**Goal**
Copy all lines in which the word "this" can be found.

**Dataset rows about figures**
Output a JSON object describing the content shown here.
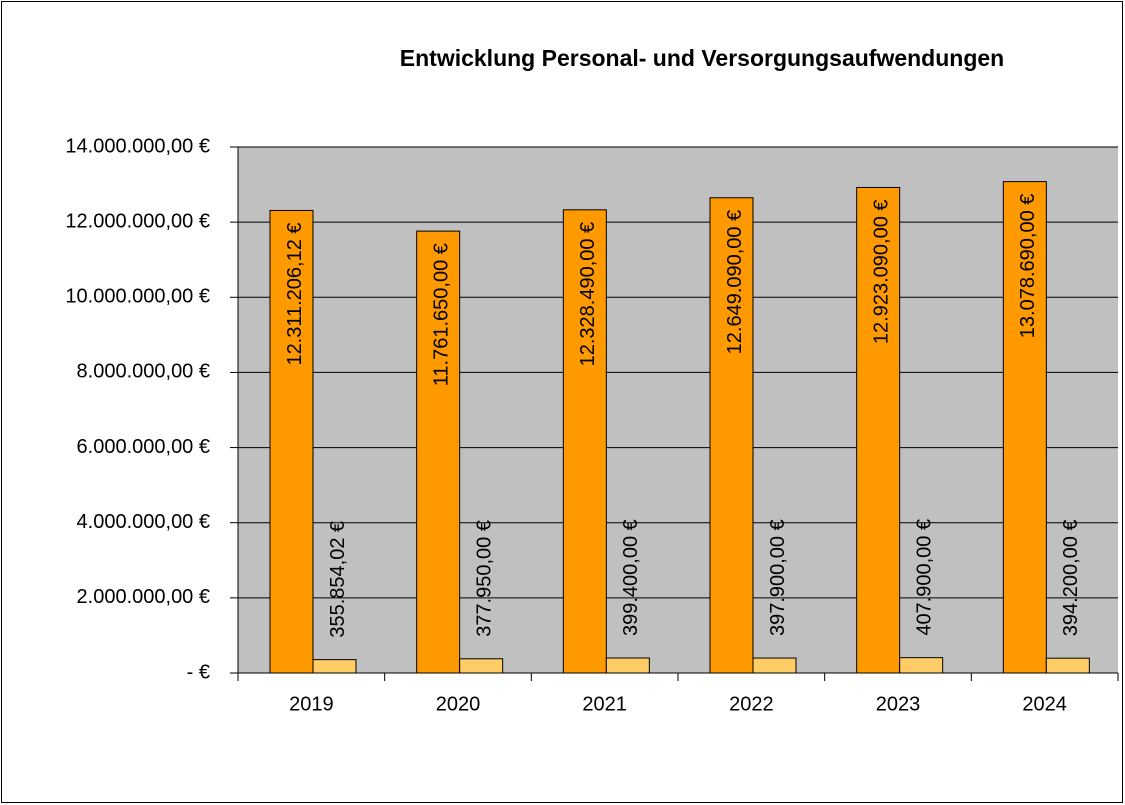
{
  "chart_data": {
    "type": "bar",
    "title": "Entwicklung Personal- und Versorgungsaufwendungen",
    "categories": [
      "2019",
      "2020",
      "2021",
      "2022",
      "2023",
      "2024"
    ],
    "series": [
      {
        "color": "#FF9900",
        "values": [
          12311206.12,
          11761650,
          12328490,
          12649090,
          12923090,
          13078690
        ],
        "value_labels": [
          "12.311.206,12 €",
          "11.761.650,00 €",
          "12.328.490,00 €",
          "12.649.090,00 €",
          "12.923.090,00 €",
          "13.078.690,00 €"
        ]
      },
      {
        "color": "#FFCC66",
        "values": [
          355854.02,
          377950,
          399400,
          397900,
          407900,
          394200
        ],
        "value_labels": [
          "355.854,02 €",
          "377.950,00 €",
          "399.400,00 €",
          "397.900,00 €",
          "407.900,00 €",
          "394.200,00 €"
        ]
      }
    ],
    "ylim": [
      0,
      14000000
    ],
    "yticks": [
      {
        "value": 0,
        "label": "-  €"
      },
      {
        "value": 2000000,
        "label": "2.000.000,00 €"
      },
      {
        "value": 4000000,
        "label": "4.000.000,00 €"
      },
      {
        "value": 6000000,
        "label": "6.000.000,00 €"
      },
      {
        "value": 8000000,
        "label": "8.000.000,00 €"
      },
      {
        "value": 10000000,
        "label": "10.000.000,00 €"
      },
      {
        "value": 12000000,
        "label": "12.000.000,00 €"
      },
      {
        "value": 14000000,
        "label": "14.000.000,00 €"
      }
    ],
    "grid": true,
    "plot_background": "#C0C0C0"
  }
}
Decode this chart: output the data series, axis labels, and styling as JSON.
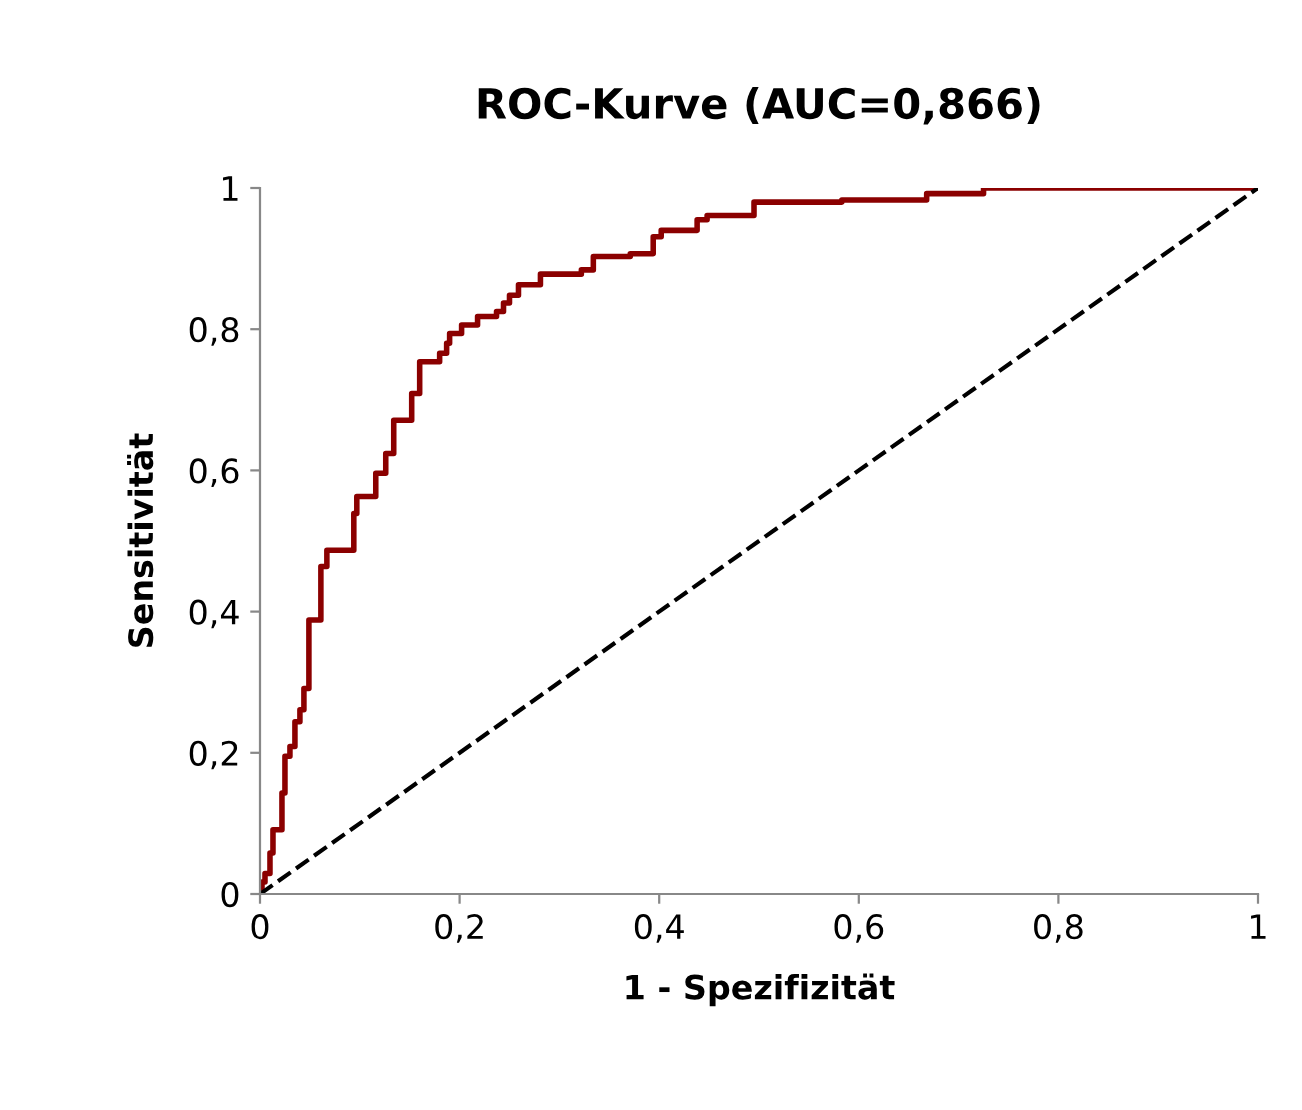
{
  "chart_data": {
    "type": "step",
    "title": "ROC-Kurve (AUC=0,866)",
    "xlabel": "1 - Spezifizität",
    "ylabel": "Sensitivität",
    "xlim": [
      0,
      1
    ],
    "ylim": [
      0,
      1
    ],
    "xticks": [
      {
        "value": 0,
        "label": "0"
      },
      {
        "value": 0.2,
        "label": "0,2"
      },
      {
        "value": 0.4,
        "label": "0,4"
      },
      {
        "value": 0.6,
        "label": "0,6"
      },
      {
        "value": 0.8,
        "label": "0,8"
      },
      {
        "value": 1,
        "label": "1"
      }
    ],
    "yticks": [
      {
        "value": 0,
        "label": "0"
      },
      {
        "value": 0.2,
        "label": "0,2"
      },
      {
        "value": 0.4,
        "label": "0,4"
      },
      {
        "value": 0.6,
        "label": "0,6"
      },
      {
        "value": 0.8,
        "label": "0,8"
      },
      {
        "value": 1,
        "label": "1"
      }
    ],
    "grid": false,
    "legend": false,
    "series": [
      {
        "color": "#8b0000",
        "x": [
          0,
          0.002,
          0.005,
          0.01,
          0.013,
          0.022,
          0.025,
          0.03,
          0.035,
          0.04,
          0.044,
          0.049,
          0.061,
          0.067,
          0.094,
          0.097,
          0.116,
          0.126,
          0.134,
          0.152,
          0.16,
          0.18,
          0.187,
          0.19,
          0.202,
          0.218,
          0.237,
          0.244,
          0.25,
          0.259,
          0.281,
          0.322,
          0.334,
          0.371,
          0.394,
          0.402,
          0.438,
          0.448,
          0.495,
          0.583,
          0.668,
          0.725,
          1.0
        ],
        "values": [
          0,
          0.017,
          0.029,
          0.058,
          0.091,
          0.143,
          0.195,
          0.209,
          0.244,
          0.261,
          0.291,
          0.388,
          0.464,
          0.487,
          0.539,
          0.563,
          0.596,
          0.624,
          0.671,
          0.709,
          0.754,
          0.766,
          0.78,
          0.794,
          0.806,
          0.818,
          0.825,
          0.837,
          0.848,
          0.863,
          0.878,
          0.884,
          0.903,
          0.907,
          0.931,
          0.94,
          0.955,
          0.961,
          0.98,
          0.983,
          0.992,
          1.0,
          1.0
        ]
      },
      {
        "type": "line",
        "color": "#000000",
        "line_style": "dashed",
        "x": [
          0,
          1
        ],
        "values": [
          0,
          1
        ]
      }
    ]
  }
}
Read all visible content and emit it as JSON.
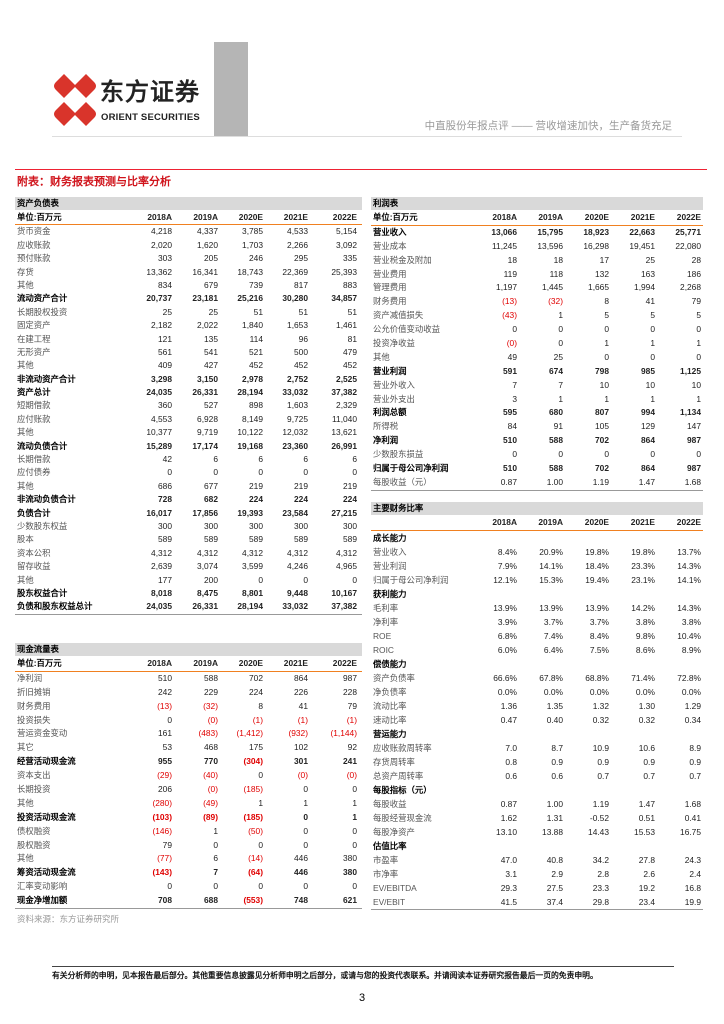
{
  "header": {
    "logo_cn": "东方证券",
    "logo_en": "ORIENT SECURITIES",
    "brand_color": "#d9342b",
    "subtitle": "中直股份年报点评 —— 营收增速加快，生产备货充足"
  },
  "appendix_title": "附表：财务报表预测与比率分析",
  "years": [
    "2018A",
    "2019A",
    "2020E",
    "2021E",
    "2022E"
  ],
  "unit_label": "单位:百万元",
  "balance_sheet": {
    "title": "资产负债表",
    "rows": [
      {
        "label": "货币资金",
        "values": [
          "4,218",
          "4,337",
          "3,785",
          "4,533",
          "5,154"
        ]
      },
      {
        "label": "应收账款",
        "values": [
          "2,020",
          "1,620",
          "1,703",
          "2,266",
          "3,092"
        ]
      },
      {
        "label": "预付账款",
        "values": [
          "303",
          "205",
          "246",
          "295",
          "335"
        ]
      },
      {
        "label": "存货",
        "values": [
          "13,362",
          "16,341",
          "18,743",
          "22,369",
          "25,393"
        ]
      },
      {
        "label": "其他",
        "values": [
          "834",
          "679",
          "739",
          "817",
          "883"
        ]
      },
      {
        "label": "流动资产合计",
        "values": [
          "20,737",
          "23,181",
          "25,216",
          "30,280",
          "34,857"
        ],
        "bold": true
      },
      {
        "label": "长期股权投资",
        "values": [
          "25",
          "25",
          "51",
          "51",
          "51"
        ]
      },
      {
        "label": "固定资产",
        "values": [
          "2,182",
          "2,022",
          "1,840",
          "1,653",
          "1,461"
        ]
      },
      {
        "label": "在建工程",
        "values": [
          "121",
          "135",
          "114",
          "96",
          "81"
        ]
      },
      {
        "label": "无形资产",
        "values": [
          "561",
          "541",
          "521",
          "500",
          "479"
        ]
      },
      {
        "label": "其他",
        "values": [
          "409",
          "427",
          "452",
          "452",
          "452"
        ]
      },
      {
        "label": "非流动资产合计",
        "values": [
          "3,298",
          "3,150",
          "2,978",
          "2,752",
          "2,525"
        ],
        "bold": true
      },
      {
        "label": "资产总计",
        "values": [
          "24,035",
          "26,331",
          "28,194",
          "33,032",
          "37,382"
        ],
        "bold": true
      },
      {
        "label": "短期借款",
        "values": [
          "360",
          "527",
          "898",
          "1,603",
          "2,329"
        ]
      },
      {
        "label": "应付账款",
        "values": [
          "4,553",
          "6,928",
          "8,149",
          "9,725",
          "11,040"
        ]
      },
      {
        "label": "其他",
        "values": [
          "10,377",
          "9,719",
          "10,122",
          "12,032",
          "13,621"
        ]
      },
      {
        "label": "流动负债合计",
        "values": [
          "15,289",
          "17,174",
          "19,168",
          "23,360",
          "26,991"
        ],
        "bold": true
      },
      {
        "label": "长期借款",
        "values": [
          "42",
          "6",
          "6",
          "6",
          "6"
        ]
      },
      {
        "label": "应付债券",
        "values": [
          "0",
          "0",
          "0",
          "0",
          "0"
        ]
      },
      {
        "label": "其他",
        "values": [
          "686",
          "677",
          "219",
          "219",
          "219"
        ]
      },
      {
        "label": "非流动负债合计",
        "values": [
          "728",
          "682",
          "224",
          "224",
          "224"
        ],
        "bold": true
      },
      {
        "label": "负债合计",
        "values": [
          "16,017",
          "17,856",
          "19,393",
          "23,584",
          "27,215"
        ],
        "bold": true
      },
      {
        "label": "少数股东权益",
        "values": [
          "300",
          "300",
          "300",
          "300",
          "300"
        ]
      },
      {
        "label": "股本",
        "values": [
          "589",
          "589",
          "589",
          "589",
          "589"
        ]
      },
      {
        "label": "资本公积",
        "values": [
          "4,312",
          "4,312",
          "4,312",
          "4,312",
          "4,312"
        ]
      },
      {
        "label": "留存收益",
        "values": [
          "2,639",
          "3,074",
          "3,599",
          "4,246",
          "4,965"
        ]
      },
      {
        "label": "其他",
        "values": [
          "177",
          "200",
          "0",
          "0",
          "0"
        ]
      },
      {
        "label": "股东权益合计",
        "values": [
          "8,018",
          "8,475",
          "8,801",
          "9,448",
          "10,167"
        ],
        "bold": true
      },
      {
        "label": "负债和股东权益总计",
        "values": [
          "24,035",
          "26,331",
          "28,194",
          "33,032",
          "37,382"
        ],
        "bold": true
      }
    ]
  },
  "cash_flow": {
    "title": "现金流量表",
    "rows": [
      {
        "label": "净利润",
        "values": [
          "510",
          "588",
          "702",
          "864",
          "987"
        ]
      },
      {
        "label": "折旧摊销",
        "values": [
          "242",
          "229",
          "224",
          "226",
          "228"
        ]
      },
      {
        "label": "财务费用",
        "values": [
          "(13)",
          "(32)",
          "8",
          "41",
          "79"
        ]
      },
      {
        "label": "投资损失",
        "values": [
          "0",
          "(0)",
          "(1)",
          "(1)",
          "(1)"
        ]
      },
      {
        "label": "营运资金变动",
        "values": [
          "161",
          "(483)",
          "(1,412)",
          "(932)",
          "(1,144)"
        ]
      },
      {
        "label": "其它",
        "values": [
          "53",
          "468",
          "175",
          "102",
          "92"
        ]
      },
      {
        "label": "经营活动现金流",
        "values": [
          "955",
          "770",
          "(304)",
          "301",
          "241"
        ],
        "bold": true
      },
      {
        "label": "资本支出",
        "values": [
          "(29)",
          "(40)",
          "0",
          "(0)",
          "(0)"
        ]
      },
      {
        "label": "长期投资",
        "values": [
          "206",
          "(0)",
          "(185)",
          "0",
          "0"
        ]
      },
      {
        "label": "其他",
        "values": [
          "(280)",
          "(49)",
          "1",
          "1",
          "1"
        ]
      },
      {
        "label": "投资活动现金流",
        "values": [
          "(103)",
          "(89)",
          "(185)",
          "0",
          "1"
        ],
        "bold": true
      },
      {
        "label": "债权融资",
        "values": [
          "(146)",
          "1",
          "(50)",
          "0",
          "0"
        ]
      },
      {
        "label": "股权融资",
        "values": [
          "79",
          "0",
          "0",
          "0",
          "0"
        ]
      },
      {
        "label": "其他",
        "values": [
          "(77)",
          "6",
          "(14)",
          "446",
          "380"
        ]
      },
      {
        "label": "筹资活动现金流",
        "values": [
          "(143)",
          "7",
          "(64)",
          "446",
          "380"
        ],
        "bold": true
      },
      {
        "label": "汇率变动影响",
        "values": [
          "0",
          "0",
          "0",
          "0",
          "0"
        ]
      },
      {
        "label": "现金净增加额",
        "values": [
          "708",
          "688",
          "(553)",
          "748",
          "621"
        ],
        "bold": true
      }
    ]
  },
  "income_statement": {
    "title": "利润表",
    "rows": [
      {
        "label": "营业收入",
        "values": [
          "13,066",
          "15,795",
          "18,923",
          "22,663",
          "25,771"
        ],
        "bold": true
      },
      {
        "label": "营业成本",
        "values": [
          "11,245",
          "13,596",
          "16,298",
          "19,451",
          "22,080"
        ]
      },
      {
        "label": "营业税金及附加",
        "values": [
          "18",
          "18",
          "17",
          "25",
          "28"
        ]
      },
      {
        "label": "营业费用",
        "values": [
          "119",
          "118",
          "132",
          "163",
          "186"
        ]
      },
      {
        "label": "管理费用",
        "values": [
          "1,197",
          "1,445",
          "1,665",
          "1,994",
          "2,268"
        ]
      },
      {
        "label": "财务费用",
        "values": [
          "(13)",
          "(32)",
          "8",
          "41",
          "79"
        ]
      },
      {
        "label": "资产减值损失",
        "values": [
          "(43)",
          "1",
          "5",
          "5",
          "5"
        ]
      },
      {
        "label": "公允价值变动收益",
        "values": [
          "0",
          "0",
          "0",
          "0",
          "0"
        ]
      },
      {
        "label": "投资净收益",
        "values": [
          "(0)",
          "0",
          "1",
          "1",
          "1"
        ]
      },
      {
        "label": "其他",
        "values": [
          "49",
          "25",
          "0",
          "0",
          "0"
        ]
      },
      {
        "label": "营业利润",
        "values": [
          "591",
          "674",
          "798",
          "985",
          "1,125"
        ],
        "bold": true
      },
      {
        "label": "营业外收入",
        "values": [
          "7",
          "7",
          "10",
          "10",
          "10"
        ]
      },
      {
        "label": "营业外支出",
        "values": [
          "3",
          "1",
          "1",
          "1",
          "1"
        ]
      },
      {
        "label": "利润总额",
        "values": [
          "595",
          "680",
          "807",
          "994",
          "1,134"
        ],
        "bold": true
      },
      {
        "label": "所得税",
        "values": [
          "84",
          "91",
          "105",
          "129",
          "147"
        ]
      },
      {
        "label": "净利润",
        "values": [
          "510",
          "588",
          "702",
          "864",
          "987"
        ],
        "bold": true
      },
      {
        "label": "少数股东损益",
        "values": [
          "0",
          "0",
          "0",
          "0",
          "0"
        ]
      },
      {
        "label": "归属于母公司净利润",
        "values": [
          "510",
          "588",
          "702",
          "864",
          "987"
        ],
        "bold": true
      },
      {
        "label": "每股收益（元）",
        "values": [
          "0.87",
          "1.00",
          "1.19",
          "1.47",
          "1.68"
        ]
      }
    ]
  },
  "ratios": {
    "title": "主要财务比率",
    "rows": [
      {
        "label": "成长能力",
        "values": [],
        "bold": true
      },
      {
        "label": "营业收入",
        "values": [
          "8.4%",
          "20.9%",
          "19.8%",
          "19.8%",
          "13.7%"
        ]
      },
      {
        "label": "营业利润",
        "values": [
          "7.9%",
          "14.1%",
          "18.4%",
          "23.3%",
          "14.3%"
        ]
      },
      {
        "label": "归属于母公司净利润",
        "values": [
          "12.1%",
          "15.3%",
          "19.4%",
          "23.1%",
          "14.1%"
        ]
      },
      {
        "label": "获利能力",
        "values": [],
        "bold": true
      },
      {
        "label": "毛利率",
        "values": [
          "13.9%",
          "13.9%",
          "13.9%",
          "14.2%",
          "14.3%"
        ]
      },
      {
        "label": "净利率",
        "values": [
          "3.9%",
          "3.7%",
          "3.7%",
          "3.8%",
          "3.8%"
        ]
      },
      {
        "label": "ROE",
        "values": [
          "6.8%",
          "7.4%",
          "8.4%",
          "9.8%",
          "10.4%"
        ]
      },
      {
        "label": "ROIC",
        "values": [
          "6.0%",
          "6.4%",
          "7.5%",
          "8.6%",
          "8.9%"
        ]
      },
      {
        "label": "偿债能力",
        "values": [],
        "bold": true
      },
      {
        "label": "资产负债率",
        "values": [
          "66.6%",
          "67.8%",
          "68.8%",
          "71.4%",
          "72.8%"
        ]
      },
      {
        "label": "净负债率",
        "values": [
          "0.0%",
          "0.0%",
          "0.0%",
          "0.0%",
          "0.0%"
        ]
      },
      {
        "label": "流动比率",
        "values": [
          "1.36",
          "1.35",
          "1.32",
          "1.30",
          "1.29"
        ]
      },
      {
        "label": "速动比率",
        "values": [
          "0.47",
          "0.40",
          "0.32",
          "0.32",
          "0.34"
        ]
      },
      {
        "label": "营运能力",
        "values": [],
        "bold": true
      },
      {
        "label": "应收账款周转率",
        "values": [
          "7.0",
          "8.7",
          "10.9",
          "10.6",
          "8.9"
        ]
      },
      {
        "label": "存货周转率",
        "values": [
          "0.8",
          "0.9",
          "0.9",
          "0.9",
          "0.9"
        ]
      },
      {
        "label": "总资产周转率",
        "values": [
          "0.6",
          "0.6",
          "0.7",
          "0.7",
          "0.7"
        ]
      },
      {
        "label": "每股指标（元）",
        "values": [],
        "bold": true
      },
      {
        "label": "每股收益",
        "values": [
          "0.87",
          "1.00",
          "1.19",
          "1.47",
          "1.68"
        ]
      },
      {
        "label": "每股经营现金流",
        "values": [
          "1.62",
          "1.31",
          "-0.52",
          "0.51",
          "0.41"
        ]
      },
      {
        "label": "每股净资产",
        "values": [
          "13.10",
          "13.88",
          "14.43",
          "15.53",
          "16.75"
        ]
      },
      {
        "label": "估值比率",
        "values": [],
        "bold": true
      },
      {
        "label": "市盈率",
        "values": [
          "47.0",
          "40.8",
          "34.2",
          "27.8",
          "24.3"
        ]
      },
      {
        "label": "市净率",
        "values": [
          "3.1",
          "2.9",
          "2.8",
          "2.6",
          "2.4"
        ]
      },
      {
        "label": "EV/EBITDA",
        "values": [
          "29.3",
          "27.5",
          "23.3",
          "19.2",
          "16.8"
        ]
      },
      {
        "label": "EV/EBIT",
        "values": [
          "41.5",
          "37.4",
          "29.8",
          "23.4",
          "19.9"
        ]
      }
    ]
  },
  "negative_color": "#e00000",
  "source": "资料来源：东方证券研究所",
  "disclaimer": "有关分析师的申明，见本报告最后部分。其他重要信息披露见分析师申明之后部分，或请与您的投资代表联系。并请阅读本证券研究报告最后一页的免责申明。",
  "page_number": "3"
}
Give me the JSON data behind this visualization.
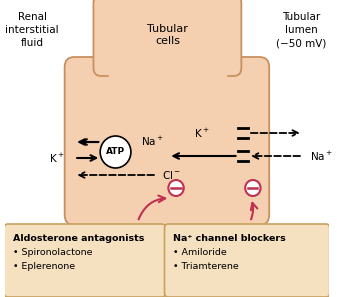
{
  "bg_color": "#ffffff",
  "cell_fill": "#f5d0b0",
  "cell_edge": "#c89060",
  "box_fill": "#f5e0c0",
  "box_edge": "#c8a060",
  "text_color": "#000000",
  "red_color": "#c03050",
  "header_left": "Renal\ninterstitial\nfluid",
  "header_center": "Tubular\ncells",
  "header_right": "Tubular\nlumen\n(−50 mV)",
  "box1_title": "Aldosterone antagonists",
  "box1_items": [
    "• Spironolactone",
    "• Eplerenone"
  ],
  "box2_title": "Na⁺ channel blockers",
  "box2_items": [
    "• Amiloride",
    "• Triamterene"
  ]
}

**Task answer**
Decode this chart: output the data series, axis labels, and styling as JSON.
Give me the JSON data behind this visualization.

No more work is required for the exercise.